## Requirement
Filter for the word "including" and keep each matching line.

□ □ □ □ □

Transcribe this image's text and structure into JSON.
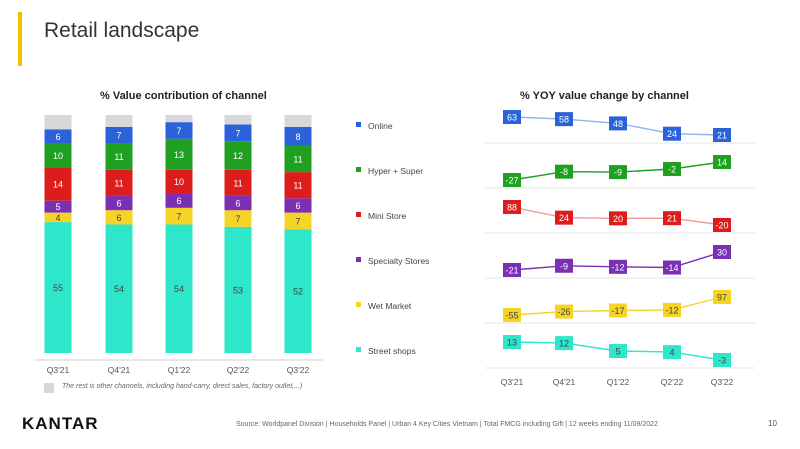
{
  "slide": {
    "title": "Retail landscape",
    "footnote": "The rest is other channels,  including  hand-carry,  direct sales,  factory outlet,...)",
    "logo": "KANTAR",
    "source": "Source:  Worldpanel Division | Households Panel | Urban  4 Key Cities Vietnam  | Total FMCG including Gift | 12 weeks ending 11/09/2022",
    "page_number": "10",
    "colors": {
      "accent": "#f2c200"
    }
  },
  "chart_data": [
    {
      "type": "bar",
      "stacked": true,
      "title": "% Value contribution of channel",
      "categories": [
        "Q3'21",
        "Q4'21",
        "Q1'22",
        "Q2'22",
        "Q3'22"
      ],
      "series": [
        {
          "name": "Street shops",
          "color": "#2ee6c9",
          "label_color": "#444444",
          "values": [
            55,
            54,
            54,
            53,
            52
          ]
        },
        {
          "name": "Wet Market",
          "color": "#f5d327",
          "label_color": "#444444",
          "values": [
            4,
            6,
            7,
            7,
            7
          ]
        },
        {
          "name": "Specialty Stores",
          "color": "#7b2fb3",
          "label_color": "#ffffff",
          "values": [
            5,
            6,
            6,
            6,
            6
          ]
        },
        {
          "name": "Mini Store",
          "color": "#dd1c1c",
          "label_color": "#ffffff",
          "values": [
            14,
            11,
            10,
            11,
            11
          ]
        },
        {
          "name": "Hyper + Super",
          "color": "#20a020",
          "label_color": "#ffffff",
          "values": [
            10,
            11,
            13,
            12,
            11
          ]
        },
        {
          "name": "Online",
          "color": "#2b62d9",
          "label_color": "#ffffff",
          "values": [
            6,
            7,
            7,
            7,
            8
          ]
        },
        {
          "name": "Other channels",
          "color": "#d8d8d8",
          "label_color": "#444444",
          "values": [
            6,
            5,
            3,
            4,
            5
          ],
          "show_labels": false
        }
      ]
    },
    {
      "type": "line",
      "title": "% YOY value change by channel",
      "categories": [
        "Q3'21",
        "Q4'21",
        "Q1'22",
        "Q2'22",
        "Q3'22"
      ],
      "series": [
        {
          "name": "Online",
          "color": "#2b62d9",
          "line_color": "#8fb3ee",
          "label_color": "#ffffff",
          "values": [
            63,
            58,
            48,
            24,
            21
          ]
        },
        {
          "name": "Hyper + Super",
          "color": "#20a020",
          "line_color": "#20a020",
          "label_color": "#ffffff",
          "values": [
            -27,
            -8,
            -9,
            -2,
            14
          ]
        },
        {
          "name": "Mini Store",
          "color": "#dd1c1c",
          "line_color": "#f09a9a",
          "label_color": "#ffffff",
          "values": [
            88,
            24,
            20,
            21,
            -20
          ]
        },
        {
          "name": "Specialty Stores",
          "color": "#7b2fb3",
          "line_color": "#7b2fb3",
          "label_color": "#ffffff",
          "values": [
            -21,
            -9,
            -12,
            -14,
            30
          ]
        },
        {
          "name": "Wet Market",
          "color": "#f5d327",
          "line_color": "#f5d327",
          "label_color": "#444444",
          "values": [
            -55,
            -26,
            -17,
            -12,
            97
          ]
        },
        {
          "name": "Street shops",
          "color": "#2ee6c9",
          "line_color": "#2ee6c9",
          "label_color": "#444444",
          "values": [
            13,
            12,
            5,
            4,
            -3
          ]
        }
      ]
    }
  ]
}
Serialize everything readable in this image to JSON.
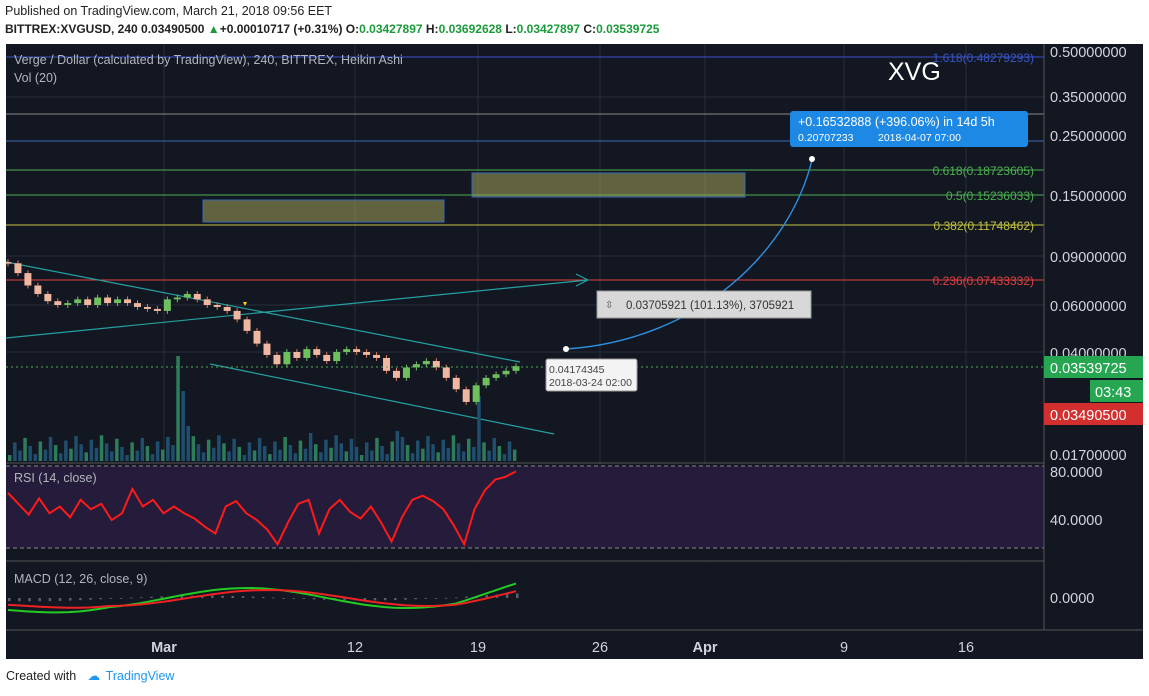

□ □ □ □ □

## Solution to this problem
    "footnote": "The rest is other channels,  including  hand-carry,  direct sales,  factory outlet,...)",
    "source": "Source:  Worldpanel Division | Households Panel | Urban  4 Key Cities Vietnam  | Total FMCG including Gift | 12 weeks ending 11/09/2022",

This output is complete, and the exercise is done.